# EXERCISE INSTRUCTIONS
Show all lines of the listing that hold the word "thong".

# RECORDED INFORMATION

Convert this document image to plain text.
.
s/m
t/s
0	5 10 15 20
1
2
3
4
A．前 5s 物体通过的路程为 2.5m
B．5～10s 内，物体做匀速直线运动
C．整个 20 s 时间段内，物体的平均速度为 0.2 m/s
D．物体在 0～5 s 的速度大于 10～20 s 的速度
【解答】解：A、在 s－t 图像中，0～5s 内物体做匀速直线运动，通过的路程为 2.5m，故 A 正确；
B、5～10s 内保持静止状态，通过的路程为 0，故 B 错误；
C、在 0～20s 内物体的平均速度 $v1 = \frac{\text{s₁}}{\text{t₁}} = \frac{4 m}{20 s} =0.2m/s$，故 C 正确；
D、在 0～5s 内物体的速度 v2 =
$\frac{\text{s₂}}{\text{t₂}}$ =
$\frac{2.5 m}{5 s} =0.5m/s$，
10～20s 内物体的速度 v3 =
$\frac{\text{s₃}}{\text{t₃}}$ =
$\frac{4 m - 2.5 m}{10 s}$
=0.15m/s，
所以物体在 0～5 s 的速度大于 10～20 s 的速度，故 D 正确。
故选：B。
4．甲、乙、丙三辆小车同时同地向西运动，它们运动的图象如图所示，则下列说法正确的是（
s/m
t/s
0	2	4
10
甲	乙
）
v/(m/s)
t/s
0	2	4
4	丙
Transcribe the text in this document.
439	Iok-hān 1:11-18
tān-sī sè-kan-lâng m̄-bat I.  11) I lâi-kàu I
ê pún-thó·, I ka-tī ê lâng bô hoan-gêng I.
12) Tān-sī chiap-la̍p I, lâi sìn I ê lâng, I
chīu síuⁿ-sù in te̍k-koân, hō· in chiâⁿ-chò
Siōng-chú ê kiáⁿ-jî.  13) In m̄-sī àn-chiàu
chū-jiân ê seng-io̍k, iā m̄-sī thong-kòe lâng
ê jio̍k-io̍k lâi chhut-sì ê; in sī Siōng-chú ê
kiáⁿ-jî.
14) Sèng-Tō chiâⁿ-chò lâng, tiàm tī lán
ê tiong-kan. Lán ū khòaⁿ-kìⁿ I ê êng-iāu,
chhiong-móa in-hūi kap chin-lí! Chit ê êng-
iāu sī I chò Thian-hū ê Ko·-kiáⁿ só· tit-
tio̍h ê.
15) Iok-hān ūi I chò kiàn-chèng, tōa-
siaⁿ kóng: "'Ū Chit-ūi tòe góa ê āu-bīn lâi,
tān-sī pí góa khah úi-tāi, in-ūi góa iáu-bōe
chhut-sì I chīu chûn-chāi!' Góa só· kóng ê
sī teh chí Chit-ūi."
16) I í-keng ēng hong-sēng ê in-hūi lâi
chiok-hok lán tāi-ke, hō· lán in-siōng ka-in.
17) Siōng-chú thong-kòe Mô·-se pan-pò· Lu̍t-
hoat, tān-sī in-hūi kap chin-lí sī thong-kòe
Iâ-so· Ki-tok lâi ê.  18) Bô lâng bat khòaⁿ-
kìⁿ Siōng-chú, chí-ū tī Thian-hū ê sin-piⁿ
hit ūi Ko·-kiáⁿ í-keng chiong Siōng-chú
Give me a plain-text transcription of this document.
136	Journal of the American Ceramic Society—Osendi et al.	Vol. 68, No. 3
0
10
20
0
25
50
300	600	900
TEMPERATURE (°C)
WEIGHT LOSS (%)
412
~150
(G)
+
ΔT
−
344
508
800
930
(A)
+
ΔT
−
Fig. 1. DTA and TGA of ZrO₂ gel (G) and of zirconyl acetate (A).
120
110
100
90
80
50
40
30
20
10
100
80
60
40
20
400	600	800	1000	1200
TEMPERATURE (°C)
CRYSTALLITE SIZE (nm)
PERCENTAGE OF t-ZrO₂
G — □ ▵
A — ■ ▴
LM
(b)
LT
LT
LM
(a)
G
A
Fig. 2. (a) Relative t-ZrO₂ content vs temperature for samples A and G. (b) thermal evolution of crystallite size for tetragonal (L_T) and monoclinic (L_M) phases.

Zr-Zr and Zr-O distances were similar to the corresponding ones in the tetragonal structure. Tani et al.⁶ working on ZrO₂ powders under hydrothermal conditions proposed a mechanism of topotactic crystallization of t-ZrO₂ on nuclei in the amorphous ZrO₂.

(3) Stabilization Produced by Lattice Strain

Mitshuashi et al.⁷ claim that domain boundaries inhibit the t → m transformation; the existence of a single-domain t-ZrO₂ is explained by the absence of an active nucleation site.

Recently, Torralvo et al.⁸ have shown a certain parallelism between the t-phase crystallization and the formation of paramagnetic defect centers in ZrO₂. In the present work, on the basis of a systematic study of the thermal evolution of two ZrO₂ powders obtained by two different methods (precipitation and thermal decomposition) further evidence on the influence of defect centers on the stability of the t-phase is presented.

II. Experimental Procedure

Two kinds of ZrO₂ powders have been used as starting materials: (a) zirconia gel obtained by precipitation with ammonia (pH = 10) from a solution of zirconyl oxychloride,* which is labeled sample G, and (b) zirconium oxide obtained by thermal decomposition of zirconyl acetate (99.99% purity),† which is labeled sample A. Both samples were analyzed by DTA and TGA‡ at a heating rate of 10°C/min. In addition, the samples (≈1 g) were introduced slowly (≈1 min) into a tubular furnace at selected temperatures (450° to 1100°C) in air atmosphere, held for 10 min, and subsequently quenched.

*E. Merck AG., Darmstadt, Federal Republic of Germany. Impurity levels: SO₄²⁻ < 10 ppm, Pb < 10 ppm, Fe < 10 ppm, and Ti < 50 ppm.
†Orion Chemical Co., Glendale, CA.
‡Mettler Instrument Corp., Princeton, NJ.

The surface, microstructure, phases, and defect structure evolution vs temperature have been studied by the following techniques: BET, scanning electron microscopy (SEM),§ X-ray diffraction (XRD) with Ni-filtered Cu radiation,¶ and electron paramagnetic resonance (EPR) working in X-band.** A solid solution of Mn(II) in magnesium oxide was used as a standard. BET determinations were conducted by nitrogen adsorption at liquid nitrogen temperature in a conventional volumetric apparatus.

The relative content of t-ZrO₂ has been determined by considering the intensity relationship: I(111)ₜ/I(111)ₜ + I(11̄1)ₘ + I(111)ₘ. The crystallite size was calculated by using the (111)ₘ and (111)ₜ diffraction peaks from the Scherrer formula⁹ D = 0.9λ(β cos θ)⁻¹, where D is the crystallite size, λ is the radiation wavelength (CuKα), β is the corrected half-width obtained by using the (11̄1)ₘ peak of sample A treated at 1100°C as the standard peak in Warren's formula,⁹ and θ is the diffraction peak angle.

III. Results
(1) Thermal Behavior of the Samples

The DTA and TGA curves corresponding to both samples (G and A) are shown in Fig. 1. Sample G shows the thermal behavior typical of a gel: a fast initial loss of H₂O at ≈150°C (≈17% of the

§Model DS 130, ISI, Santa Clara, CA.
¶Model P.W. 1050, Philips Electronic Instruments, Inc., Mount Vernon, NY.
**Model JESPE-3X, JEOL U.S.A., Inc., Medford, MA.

# FINISHED EXERCISE
chū-jiân ê seng-io̍k, iā m̄-sī thong-kòe lâng
17) Siōng-chú thong-kòe Mô·-se pan-pò· Lu̍t-
hoat, tān-sī in-hūi kap chin-lí sī thong-kòe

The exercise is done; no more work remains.